Excerpt from a dataset
- - - - - - -
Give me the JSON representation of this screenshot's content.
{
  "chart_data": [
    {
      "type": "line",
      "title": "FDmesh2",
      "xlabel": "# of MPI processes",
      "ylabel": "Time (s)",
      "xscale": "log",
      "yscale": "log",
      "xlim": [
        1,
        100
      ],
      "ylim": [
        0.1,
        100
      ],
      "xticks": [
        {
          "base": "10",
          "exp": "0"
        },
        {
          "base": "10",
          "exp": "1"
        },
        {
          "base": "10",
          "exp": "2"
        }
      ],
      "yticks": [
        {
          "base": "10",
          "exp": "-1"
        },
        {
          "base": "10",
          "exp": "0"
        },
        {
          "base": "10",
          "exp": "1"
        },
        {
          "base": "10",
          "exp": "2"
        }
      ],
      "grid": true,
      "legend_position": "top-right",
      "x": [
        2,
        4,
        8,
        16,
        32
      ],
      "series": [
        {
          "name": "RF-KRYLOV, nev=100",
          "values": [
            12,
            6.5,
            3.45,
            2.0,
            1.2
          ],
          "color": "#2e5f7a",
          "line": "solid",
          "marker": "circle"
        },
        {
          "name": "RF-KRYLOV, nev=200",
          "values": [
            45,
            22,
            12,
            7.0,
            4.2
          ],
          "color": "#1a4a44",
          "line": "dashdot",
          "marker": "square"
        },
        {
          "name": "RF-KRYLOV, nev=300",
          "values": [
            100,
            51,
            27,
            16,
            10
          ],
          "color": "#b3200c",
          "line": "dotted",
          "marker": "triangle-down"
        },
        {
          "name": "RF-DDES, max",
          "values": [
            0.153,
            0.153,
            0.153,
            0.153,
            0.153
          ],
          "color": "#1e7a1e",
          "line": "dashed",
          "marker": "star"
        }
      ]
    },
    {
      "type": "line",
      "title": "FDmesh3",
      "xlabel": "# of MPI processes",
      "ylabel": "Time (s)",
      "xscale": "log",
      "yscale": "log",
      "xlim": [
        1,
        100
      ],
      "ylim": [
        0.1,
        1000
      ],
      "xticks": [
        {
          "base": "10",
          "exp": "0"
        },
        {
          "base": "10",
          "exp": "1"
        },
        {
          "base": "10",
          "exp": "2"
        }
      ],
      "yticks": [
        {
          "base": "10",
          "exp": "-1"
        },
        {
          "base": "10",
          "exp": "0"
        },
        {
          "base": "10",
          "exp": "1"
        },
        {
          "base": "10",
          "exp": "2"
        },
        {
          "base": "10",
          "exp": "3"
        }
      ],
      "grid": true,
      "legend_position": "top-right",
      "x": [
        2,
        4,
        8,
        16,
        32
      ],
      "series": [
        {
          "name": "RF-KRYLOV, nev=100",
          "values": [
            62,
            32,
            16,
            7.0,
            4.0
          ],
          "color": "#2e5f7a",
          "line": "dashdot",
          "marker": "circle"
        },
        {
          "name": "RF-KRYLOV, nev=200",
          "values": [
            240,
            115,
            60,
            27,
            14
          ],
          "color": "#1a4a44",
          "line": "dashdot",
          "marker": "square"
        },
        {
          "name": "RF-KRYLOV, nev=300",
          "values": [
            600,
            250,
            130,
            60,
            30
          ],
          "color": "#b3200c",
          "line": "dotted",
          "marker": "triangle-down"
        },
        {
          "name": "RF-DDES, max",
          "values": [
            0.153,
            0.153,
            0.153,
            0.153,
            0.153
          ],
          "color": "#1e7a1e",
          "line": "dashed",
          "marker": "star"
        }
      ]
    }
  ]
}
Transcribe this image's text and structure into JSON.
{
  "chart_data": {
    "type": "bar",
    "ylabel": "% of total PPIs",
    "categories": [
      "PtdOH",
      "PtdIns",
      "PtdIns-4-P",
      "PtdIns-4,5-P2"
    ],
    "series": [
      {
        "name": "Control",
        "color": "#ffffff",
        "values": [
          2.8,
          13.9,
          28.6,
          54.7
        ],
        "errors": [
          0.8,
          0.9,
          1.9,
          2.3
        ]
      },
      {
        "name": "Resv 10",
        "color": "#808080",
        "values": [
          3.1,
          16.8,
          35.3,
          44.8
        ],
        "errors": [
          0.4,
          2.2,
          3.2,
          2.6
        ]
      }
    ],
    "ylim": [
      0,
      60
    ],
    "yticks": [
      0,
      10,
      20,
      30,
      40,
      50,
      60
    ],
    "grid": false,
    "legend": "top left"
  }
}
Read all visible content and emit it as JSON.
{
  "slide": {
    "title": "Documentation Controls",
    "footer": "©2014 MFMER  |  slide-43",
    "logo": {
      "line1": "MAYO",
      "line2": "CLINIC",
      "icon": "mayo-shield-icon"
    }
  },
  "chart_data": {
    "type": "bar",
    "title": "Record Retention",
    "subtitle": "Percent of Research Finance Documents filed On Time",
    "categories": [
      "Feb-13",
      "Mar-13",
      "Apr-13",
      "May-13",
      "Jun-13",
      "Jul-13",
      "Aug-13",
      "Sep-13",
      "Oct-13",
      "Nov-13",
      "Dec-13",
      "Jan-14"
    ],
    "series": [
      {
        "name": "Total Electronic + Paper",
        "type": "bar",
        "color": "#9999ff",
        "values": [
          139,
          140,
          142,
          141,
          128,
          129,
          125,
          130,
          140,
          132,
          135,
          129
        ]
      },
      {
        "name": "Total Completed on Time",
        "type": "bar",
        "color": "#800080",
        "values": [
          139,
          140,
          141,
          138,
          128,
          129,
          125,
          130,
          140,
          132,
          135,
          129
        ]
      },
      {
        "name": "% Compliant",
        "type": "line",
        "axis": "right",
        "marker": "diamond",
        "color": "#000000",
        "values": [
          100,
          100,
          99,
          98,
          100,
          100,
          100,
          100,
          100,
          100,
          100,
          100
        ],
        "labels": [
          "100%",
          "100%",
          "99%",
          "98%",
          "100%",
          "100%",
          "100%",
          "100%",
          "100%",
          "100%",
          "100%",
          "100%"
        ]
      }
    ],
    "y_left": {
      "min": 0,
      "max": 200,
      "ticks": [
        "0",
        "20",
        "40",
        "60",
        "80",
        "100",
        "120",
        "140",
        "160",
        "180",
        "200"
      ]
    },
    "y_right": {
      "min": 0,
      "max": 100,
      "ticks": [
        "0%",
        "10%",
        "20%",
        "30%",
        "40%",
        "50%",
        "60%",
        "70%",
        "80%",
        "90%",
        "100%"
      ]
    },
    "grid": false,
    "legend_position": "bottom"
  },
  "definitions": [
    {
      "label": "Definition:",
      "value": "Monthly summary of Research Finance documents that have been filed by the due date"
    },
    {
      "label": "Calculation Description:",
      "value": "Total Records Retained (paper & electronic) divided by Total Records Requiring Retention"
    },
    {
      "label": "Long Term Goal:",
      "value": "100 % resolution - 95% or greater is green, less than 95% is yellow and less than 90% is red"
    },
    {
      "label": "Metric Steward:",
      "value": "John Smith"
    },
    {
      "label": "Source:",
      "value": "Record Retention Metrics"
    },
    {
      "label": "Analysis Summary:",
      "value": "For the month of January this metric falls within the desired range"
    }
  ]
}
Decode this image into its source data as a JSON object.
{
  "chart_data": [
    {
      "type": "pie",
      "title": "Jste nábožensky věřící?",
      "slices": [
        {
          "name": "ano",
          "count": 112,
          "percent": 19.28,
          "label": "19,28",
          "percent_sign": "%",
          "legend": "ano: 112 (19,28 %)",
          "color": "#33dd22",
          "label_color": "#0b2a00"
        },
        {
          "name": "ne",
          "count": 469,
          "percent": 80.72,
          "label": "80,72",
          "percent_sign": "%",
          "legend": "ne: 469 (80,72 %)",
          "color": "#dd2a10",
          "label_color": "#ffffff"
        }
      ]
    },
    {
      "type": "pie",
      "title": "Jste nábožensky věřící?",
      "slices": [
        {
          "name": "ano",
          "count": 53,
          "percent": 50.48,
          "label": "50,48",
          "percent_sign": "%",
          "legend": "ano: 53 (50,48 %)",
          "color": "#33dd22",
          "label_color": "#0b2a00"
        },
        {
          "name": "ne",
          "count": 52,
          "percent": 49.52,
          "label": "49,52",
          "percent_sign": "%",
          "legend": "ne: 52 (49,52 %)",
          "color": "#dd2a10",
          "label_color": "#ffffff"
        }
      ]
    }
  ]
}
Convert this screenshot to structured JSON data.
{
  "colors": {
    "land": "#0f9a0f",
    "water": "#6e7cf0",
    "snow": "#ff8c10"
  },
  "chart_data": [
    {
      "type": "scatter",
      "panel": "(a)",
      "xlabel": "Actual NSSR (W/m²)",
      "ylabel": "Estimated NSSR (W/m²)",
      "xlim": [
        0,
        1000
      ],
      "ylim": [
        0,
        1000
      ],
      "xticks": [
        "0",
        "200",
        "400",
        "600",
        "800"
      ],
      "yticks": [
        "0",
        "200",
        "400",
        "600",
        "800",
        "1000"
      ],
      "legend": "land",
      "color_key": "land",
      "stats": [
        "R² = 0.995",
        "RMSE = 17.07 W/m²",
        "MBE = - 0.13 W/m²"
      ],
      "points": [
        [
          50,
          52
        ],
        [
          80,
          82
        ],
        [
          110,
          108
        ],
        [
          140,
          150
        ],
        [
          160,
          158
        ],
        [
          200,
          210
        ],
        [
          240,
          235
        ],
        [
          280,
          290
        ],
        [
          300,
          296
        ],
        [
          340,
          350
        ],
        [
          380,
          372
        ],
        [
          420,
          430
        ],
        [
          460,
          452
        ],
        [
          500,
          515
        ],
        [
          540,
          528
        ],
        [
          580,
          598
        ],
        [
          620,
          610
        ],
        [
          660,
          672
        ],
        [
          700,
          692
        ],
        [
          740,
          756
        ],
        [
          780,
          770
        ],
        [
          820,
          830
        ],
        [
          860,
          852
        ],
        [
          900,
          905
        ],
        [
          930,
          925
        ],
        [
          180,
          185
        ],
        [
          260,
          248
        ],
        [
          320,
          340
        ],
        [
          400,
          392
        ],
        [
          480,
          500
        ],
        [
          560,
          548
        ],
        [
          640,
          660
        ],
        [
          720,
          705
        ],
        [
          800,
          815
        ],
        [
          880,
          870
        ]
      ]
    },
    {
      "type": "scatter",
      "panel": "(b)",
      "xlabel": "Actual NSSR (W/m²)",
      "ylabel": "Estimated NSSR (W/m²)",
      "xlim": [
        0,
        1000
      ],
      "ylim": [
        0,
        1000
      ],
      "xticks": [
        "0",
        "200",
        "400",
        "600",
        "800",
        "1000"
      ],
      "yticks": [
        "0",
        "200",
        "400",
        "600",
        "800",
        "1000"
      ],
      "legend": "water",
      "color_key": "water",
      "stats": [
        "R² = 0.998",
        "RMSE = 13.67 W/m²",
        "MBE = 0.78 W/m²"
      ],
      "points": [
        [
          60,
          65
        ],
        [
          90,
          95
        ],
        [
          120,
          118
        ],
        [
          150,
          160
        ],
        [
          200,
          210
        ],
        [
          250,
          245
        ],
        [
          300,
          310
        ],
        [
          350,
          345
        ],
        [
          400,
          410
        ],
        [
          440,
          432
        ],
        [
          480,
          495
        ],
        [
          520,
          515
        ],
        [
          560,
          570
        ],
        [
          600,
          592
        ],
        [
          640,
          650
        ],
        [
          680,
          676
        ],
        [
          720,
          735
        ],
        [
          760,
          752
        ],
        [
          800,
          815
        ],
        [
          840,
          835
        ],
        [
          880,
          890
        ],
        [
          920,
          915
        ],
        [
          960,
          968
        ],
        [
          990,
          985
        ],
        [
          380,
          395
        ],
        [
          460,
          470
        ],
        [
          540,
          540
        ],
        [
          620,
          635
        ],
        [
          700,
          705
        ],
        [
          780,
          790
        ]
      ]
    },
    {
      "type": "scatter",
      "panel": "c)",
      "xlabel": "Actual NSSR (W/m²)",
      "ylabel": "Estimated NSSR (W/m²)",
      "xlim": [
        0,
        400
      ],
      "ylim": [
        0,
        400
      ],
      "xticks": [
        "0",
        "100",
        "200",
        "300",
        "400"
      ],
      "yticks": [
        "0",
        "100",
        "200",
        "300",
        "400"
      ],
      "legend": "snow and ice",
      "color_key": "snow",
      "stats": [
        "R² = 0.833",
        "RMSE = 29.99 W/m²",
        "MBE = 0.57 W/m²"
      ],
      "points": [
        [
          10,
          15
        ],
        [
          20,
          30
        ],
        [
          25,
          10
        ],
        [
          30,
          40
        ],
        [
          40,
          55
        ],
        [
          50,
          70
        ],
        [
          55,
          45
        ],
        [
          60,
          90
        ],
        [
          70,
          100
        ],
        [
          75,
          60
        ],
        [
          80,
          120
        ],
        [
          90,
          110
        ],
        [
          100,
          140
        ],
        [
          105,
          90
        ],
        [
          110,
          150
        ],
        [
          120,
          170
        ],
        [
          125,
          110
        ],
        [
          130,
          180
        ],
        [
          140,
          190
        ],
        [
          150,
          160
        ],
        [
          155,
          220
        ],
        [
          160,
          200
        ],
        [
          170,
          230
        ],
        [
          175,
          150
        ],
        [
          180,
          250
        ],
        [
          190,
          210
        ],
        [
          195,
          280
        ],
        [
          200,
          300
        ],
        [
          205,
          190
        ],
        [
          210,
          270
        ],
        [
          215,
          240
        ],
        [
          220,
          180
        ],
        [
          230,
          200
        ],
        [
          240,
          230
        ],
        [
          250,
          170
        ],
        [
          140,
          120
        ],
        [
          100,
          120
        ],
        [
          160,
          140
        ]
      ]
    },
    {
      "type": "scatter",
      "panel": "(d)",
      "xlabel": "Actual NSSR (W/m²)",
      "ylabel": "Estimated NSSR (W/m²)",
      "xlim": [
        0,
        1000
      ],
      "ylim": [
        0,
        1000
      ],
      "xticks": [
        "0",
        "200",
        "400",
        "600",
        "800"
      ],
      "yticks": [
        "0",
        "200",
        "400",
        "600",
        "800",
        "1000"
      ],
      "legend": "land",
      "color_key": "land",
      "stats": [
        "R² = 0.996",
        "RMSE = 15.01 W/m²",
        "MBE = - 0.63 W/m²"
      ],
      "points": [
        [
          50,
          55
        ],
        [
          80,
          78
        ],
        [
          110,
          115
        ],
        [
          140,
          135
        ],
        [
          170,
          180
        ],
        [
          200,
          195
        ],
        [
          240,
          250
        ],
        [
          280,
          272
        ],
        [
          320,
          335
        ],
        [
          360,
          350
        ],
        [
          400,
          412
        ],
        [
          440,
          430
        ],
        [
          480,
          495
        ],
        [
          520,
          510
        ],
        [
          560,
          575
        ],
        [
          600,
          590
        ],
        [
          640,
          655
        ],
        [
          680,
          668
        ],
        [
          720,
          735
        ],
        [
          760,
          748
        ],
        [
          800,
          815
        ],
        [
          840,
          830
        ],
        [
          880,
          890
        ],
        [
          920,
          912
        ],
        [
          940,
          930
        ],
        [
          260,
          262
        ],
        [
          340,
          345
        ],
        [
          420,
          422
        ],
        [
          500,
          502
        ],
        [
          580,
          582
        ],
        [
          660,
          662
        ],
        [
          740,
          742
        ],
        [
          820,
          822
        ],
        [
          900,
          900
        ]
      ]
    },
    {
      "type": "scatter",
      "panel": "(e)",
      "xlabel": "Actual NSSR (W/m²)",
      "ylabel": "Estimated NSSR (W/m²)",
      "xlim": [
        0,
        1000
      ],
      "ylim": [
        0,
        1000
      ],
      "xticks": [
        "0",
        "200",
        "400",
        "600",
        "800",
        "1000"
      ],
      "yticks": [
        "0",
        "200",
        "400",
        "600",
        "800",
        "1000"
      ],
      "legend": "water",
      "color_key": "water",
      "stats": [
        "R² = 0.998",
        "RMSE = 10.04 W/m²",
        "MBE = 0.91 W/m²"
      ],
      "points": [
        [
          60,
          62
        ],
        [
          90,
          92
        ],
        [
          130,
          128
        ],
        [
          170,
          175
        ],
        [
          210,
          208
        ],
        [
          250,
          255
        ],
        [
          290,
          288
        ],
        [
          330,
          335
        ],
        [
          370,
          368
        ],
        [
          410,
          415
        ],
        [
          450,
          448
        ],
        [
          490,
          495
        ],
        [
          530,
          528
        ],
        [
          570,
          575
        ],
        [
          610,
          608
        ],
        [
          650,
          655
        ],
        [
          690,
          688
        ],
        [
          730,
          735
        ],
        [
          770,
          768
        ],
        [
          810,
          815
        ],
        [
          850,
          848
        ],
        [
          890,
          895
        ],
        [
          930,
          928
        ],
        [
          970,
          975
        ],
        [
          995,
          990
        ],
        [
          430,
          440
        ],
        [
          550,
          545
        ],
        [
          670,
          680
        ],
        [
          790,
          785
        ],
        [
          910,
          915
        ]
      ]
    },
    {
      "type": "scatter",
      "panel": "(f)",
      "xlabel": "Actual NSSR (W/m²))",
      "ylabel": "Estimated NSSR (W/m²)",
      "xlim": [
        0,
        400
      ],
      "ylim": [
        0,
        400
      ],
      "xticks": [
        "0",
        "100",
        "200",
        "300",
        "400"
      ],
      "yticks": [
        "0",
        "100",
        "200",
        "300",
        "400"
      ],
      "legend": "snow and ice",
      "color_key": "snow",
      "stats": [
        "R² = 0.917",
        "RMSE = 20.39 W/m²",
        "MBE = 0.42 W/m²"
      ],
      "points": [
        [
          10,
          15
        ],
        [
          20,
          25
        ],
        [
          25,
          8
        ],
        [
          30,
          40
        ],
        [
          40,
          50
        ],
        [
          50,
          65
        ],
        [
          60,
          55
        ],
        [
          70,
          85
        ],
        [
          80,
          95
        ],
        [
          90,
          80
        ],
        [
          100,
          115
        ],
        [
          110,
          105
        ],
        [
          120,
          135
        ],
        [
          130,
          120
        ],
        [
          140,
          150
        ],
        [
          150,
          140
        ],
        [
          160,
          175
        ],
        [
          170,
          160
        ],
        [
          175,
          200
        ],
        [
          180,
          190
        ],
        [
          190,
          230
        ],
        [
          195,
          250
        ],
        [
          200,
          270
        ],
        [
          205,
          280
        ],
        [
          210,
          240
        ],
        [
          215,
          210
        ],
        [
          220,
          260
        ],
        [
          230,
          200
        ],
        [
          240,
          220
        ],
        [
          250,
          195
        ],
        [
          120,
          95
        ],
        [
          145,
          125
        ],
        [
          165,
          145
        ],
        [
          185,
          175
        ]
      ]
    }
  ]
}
- - - - - - -
WHAT THE TASK REQUIRES:
In the entries above, identify every line with the string "Research".

SOLVED EXERCISE:
    "subtitle": "Percent of Research Finance Documents filed On Time",
      "value": "Monthly summary of Research Finance documents that have been filed by the due date"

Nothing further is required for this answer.